> [DATASET CONTENT]
***

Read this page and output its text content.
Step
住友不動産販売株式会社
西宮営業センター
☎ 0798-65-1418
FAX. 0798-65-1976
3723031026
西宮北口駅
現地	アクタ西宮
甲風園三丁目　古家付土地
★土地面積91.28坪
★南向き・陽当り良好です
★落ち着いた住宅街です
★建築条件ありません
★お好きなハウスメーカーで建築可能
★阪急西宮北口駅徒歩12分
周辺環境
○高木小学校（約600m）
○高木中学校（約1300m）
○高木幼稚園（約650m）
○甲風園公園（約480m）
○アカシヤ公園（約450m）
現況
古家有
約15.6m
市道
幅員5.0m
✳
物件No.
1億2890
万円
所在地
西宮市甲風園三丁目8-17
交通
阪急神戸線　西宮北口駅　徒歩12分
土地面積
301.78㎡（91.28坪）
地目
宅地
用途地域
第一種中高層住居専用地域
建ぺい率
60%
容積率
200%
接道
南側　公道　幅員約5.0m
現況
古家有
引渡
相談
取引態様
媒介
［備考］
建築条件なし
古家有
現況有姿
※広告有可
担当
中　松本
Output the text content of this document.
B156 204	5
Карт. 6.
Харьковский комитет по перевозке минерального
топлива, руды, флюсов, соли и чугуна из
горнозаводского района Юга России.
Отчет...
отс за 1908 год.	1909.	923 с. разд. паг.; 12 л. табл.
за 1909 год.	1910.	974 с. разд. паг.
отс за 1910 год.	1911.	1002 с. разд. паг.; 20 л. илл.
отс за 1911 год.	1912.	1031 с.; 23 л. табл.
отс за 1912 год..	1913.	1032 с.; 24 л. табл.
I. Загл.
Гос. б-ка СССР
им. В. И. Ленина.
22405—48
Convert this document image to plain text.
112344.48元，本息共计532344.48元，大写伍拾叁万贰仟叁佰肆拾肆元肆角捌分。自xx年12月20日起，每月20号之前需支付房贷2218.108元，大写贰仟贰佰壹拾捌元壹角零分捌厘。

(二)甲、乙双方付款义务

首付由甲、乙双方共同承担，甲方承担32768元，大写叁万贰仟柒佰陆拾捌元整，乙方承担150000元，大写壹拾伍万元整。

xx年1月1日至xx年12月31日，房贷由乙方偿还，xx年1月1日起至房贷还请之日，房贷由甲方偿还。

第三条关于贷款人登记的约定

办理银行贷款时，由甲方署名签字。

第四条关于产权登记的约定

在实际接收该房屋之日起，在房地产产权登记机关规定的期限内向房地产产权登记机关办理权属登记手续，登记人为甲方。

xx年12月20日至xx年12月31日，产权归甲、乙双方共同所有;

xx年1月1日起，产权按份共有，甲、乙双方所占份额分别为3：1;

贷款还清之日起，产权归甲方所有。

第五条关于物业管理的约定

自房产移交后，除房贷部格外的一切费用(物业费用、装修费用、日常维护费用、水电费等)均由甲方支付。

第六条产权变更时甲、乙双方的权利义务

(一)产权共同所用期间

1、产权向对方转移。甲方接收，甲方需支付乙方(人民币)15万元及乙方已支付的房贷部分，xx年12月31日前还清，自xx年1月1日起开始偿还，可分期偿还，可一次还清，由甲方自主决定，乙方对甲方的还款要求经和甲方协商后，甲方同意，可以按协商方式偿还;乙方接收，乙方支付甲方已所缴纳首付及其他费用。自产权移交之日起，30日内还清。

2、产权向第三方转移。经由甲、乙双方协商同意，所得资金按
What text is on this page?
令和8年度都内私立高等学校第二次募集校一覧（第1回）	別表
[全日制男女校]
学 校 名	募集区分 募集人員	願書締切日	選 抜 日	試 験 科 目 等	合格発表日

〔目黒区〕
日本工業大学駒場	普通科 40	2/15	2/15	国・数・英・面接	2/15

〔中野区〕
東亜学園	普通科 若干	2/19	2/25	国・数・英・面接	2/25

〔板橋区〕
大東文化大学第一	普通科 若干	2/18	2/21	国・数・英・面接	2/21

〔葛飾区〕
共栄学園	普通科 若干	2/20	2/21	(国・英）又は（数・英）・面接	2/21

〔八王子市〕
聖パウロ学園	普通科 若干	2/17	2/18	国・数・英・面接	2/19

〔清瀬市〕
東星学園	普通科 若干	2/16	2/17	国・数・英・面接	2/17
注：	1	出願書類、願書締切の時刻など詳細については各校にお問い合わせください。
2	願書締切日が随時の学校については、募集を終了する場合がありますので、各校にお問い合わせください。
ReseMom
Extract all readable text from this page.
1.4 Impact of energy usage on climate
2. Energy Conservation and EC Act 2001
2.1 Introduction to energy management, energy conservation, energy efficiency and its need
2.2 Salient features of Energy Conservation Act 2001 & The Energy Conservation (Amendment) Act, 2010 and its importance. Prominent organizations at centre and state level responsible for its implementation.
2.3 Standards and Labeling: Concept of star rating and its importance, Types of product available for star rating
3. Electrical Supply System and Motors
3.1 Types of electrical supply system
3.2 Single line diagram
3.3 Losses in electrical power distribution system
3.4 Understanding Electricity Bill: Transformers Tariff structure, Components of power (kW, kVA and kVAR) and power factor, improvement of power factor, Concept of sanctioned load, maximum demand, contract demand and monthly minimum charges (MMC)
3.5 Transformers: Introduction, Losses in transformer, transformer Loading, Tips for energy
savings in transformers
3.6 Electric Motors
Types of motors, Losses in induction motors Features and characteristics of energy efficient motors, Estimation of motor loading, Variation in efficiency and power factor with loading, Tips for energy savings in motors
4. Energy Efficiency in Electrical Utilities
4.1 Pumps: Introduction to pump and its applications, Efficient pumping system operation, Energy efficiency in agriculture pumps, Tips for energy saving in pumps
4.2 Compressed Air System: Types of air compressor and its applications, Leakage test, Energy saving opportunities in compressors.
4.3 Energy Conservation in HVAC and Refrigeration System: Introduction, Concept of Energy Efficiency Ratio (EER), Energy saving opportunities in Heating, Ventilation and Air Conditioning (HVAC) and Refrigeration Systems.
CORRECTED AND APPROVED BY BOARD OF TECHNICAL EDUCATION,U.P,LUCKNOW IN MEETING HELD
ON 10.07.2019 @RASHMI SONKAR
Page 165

***

> [WORK TO BE COMPLETED] Copy out the full listing exactly.

> [IN RESPONSE]
Read this page and output its text content.
Step
住友不動産販売株式会社
西宮営業センター
☎ 0798-65-1418
FAX. 0798-65-1976
3723031026
西宮北口駅
現地	アクタ西宮
甲風園三丁目　古家付土地
★土地面積91.28坪
★南向き・陽当り良好です
★落ち着いた住宅街です
★建築条件ありません
★お好きなハウスメーカーで建築可能
★阪急西宮北口駅徒歩12分
周辺環境
○高木小学校（約600m）
○高木中学校（約1300m）
○高木幼稚園（約650m）
○甲風園公園（約480m）
○アカシヤ公園（約450m）
現況
古家有
約15.6m
市道
幅員5.0m
✳
物件No.
1億2890
万円
所在地
西宮市甲風園三丁目8-17
交通
阪急神戸線　西宮北口駅　徒歩12分
土地面積
301.78㎡（91.28坪）
地目
宅地
用途地域
第一種中高層住居専用地域
建ぺい率
60%
容積率
200%
接道
南側　公道　幅員約5.0m
現況
古家有
引渡
相談
取引態様
媒介
［備考］
建築条件なし
古家有
現況有姿
※広告有可
担当
中　松本
Output the text content of this document.
B156 204	5
Карт. 6.
Харьковский комитет по перевозке минерального
топлива, руды, флюсов, соли и чугуна из
горнозаводского района Юга России.
Отчет...
отс за 1908 год.	1909.	923 с. разд. паг.; 12 л. табл.
за 1909 год.	1910.	974 с. разд. паг.
отс за 1910 год.	1911.	1002 с. разд. паг.; 20 л. илл.
отс за 1911 год.	1912.	1031 с.; 23 л. табл.
отс за 1912 год..	1913.	1032 с.; 24 л. табл.
I. Загл.
Гос. б-ка СССР
им. В. И. Ленина.
22405—48
Convert this document image to plain text.
112344.48元，本息共计532344.48元，大写伍拾叁万贰仟叁佰肆拾肆元肆角捌分。自xx年12月20日起，每月20号之前需支付房贷2218.108元，大写贰仟贰佰壹拾捌元壹角零分捌厘。

(二)甲、乙双方付款义务

首付由甲、乙双方共同承担，甲方承担32768元，大写叁万贰仟柒佰陆拾捌元整，乙方承担150000元，大写壹拾伍万元整。

xx年1月1日至xx年12月31日，房贷由乙方偿还，xx年1月1日起至房贷还请之日，房贷由甲方偿还。

第三条关于贷款人登记的约定

办理银行贷款时，由甲方署名签字。

第四条关于产权登记的约定

在实际接收该房屋之日起，在房地产产权登记机关规定的期限内向房地产产权登记机关办理权属登记手续，登记人为甲方。

xx年12月20日至xx年12月31日，产权归甲、乙双方共同所有;

xx年1月1日起，产权按份共有，甲、乙双方所占份额分别为3：1;

贷款还清之日起，产权归甲方所有。

第五条关于物业管理的约定

自房产移交后，除房贷部格外的一切费用(物业费用、装修费用、日常维护费用、水电费等)均由甲方支付。

第六条产权变更时甲、乙双方的权利义务

(一)产权共同所用期间

1、产权向对方转移。甲方接收，甲方需支付乙方(人民币)15万元及乙方已支付的房贷部分，xx年12月31日前还清，自xx年1月1日起开始偿还，可分期偿还，可一次还清，由甲方自主决定，乙方对甲方的还款要求经和甲方协商后，甲方同意，可以按协商方式偿还;乙方接收，乙方支付甲方已所缴纳首付及其他费用。自产权移交之日起，30日内还清。

2、产权向第三方转移。经由甲、乙双方协商同意，所得资金按
What text is on this page?
令和8年度都内私立高等学校第二次募集校一覧（第1回）	別表
[全日制男女校]
学 校 名	募集区分 募集人員	願書締切日	選 抜 日	試 験 科 目 等	合格発表日

〔目黒区〕
日本工業大学駒場	普通科 40	2/15	2/15	国・数・英・面接	2/15

〔中野区〕
東亜学園	普通科 若干	2/19	2/25	国・数・英・面接	2/25

〔板橋区〕
大東文化大学第一	普通科 若干	2/18	2/21	国・数・英・面接	2/21

〔葛飾区〕
共栄学園	普通科 若干	2/20	2/21	(国・英）又は（数・英）・面接	2/21

〔八王子市〕
聖パウロ学園	普通科 若干	2/17	2/18	国・数・英・面接	2/19

〔清瀬市〕
東星学園	普通科 若干	2/16	2/17	国・数・英・面接	2/17
注：	1	出願書類、願書締切の時刻など詳細については各校にお問い合わせください。
2	願書締切日が随時の学校については、募集を終了する場合がありますので、各校にお問い合わせください。
ReseMom
Extract all readable text from this page.
1.4 Impact of energy usage on climate
2. Energy Conservation and EC Act 2001
2.1 Introduction to energy management, energy conservation, energy efficiency and its need
2.2 Salient features of Energy Conservation Act 2001 & The Energy Conservation (Amendment) Act, 2010 and its importance. Prominent organizations at centre and state level responsible for its implementation.
2.3 Standards and Labeling: Concept of star rating and its importance, Types of product available for star rating
3. Electrical Supply System and Motors
3.1 Types of electrical supply system
3.2 Single line diagram
3.3 Losses in electrical power distribution system
3.4 Understanding Electricity Bill: Transformers Tariff structure, Components of power (kW, kVA and kVAR) and power factor, improvement of power factor, Concept of sanctioned load, maximum demand, contract demand and monthly minimum charges (MMC)
3.5 Transformers: Introduction, Losses in transformer, transformer Loading, Tips for energy
savings in transformers
3.6 Electric Motors
Types of motors, Losses in induction motors Features and characteristics of energy efficient motors, Estimation of motor loading, Variation in efficiency and power factor with loading, Tips for energy savings in motors
4. Energy Efficiency in Electrical Utilities
4.1 Pumps: Introduction to pump and its applications, Efficient pumping system operation, Energy efficiency in agriculture pumps, Tips for energy saving in pumps
4.2 Compressed Air System: Types of air compressor and its applications, Leakage test, Energy saving opportunities in compressors.
4.3 Energy Conservation in HVAC and Refrigeration System: Introduction, Concept of Energy Efficiency Ratio (EER), Energy saving opportunities in Heating, Ventilation and Air Conditioning (HVAC) and Refrigeration Systems.
CORRECTED AND APPROVED BY BOARD OF TECHNICAL EDUCATION,U.P,LUCKNOW IN MEETING HELD
ON 10.07.2019 @RASHMI SONKAR
Page 165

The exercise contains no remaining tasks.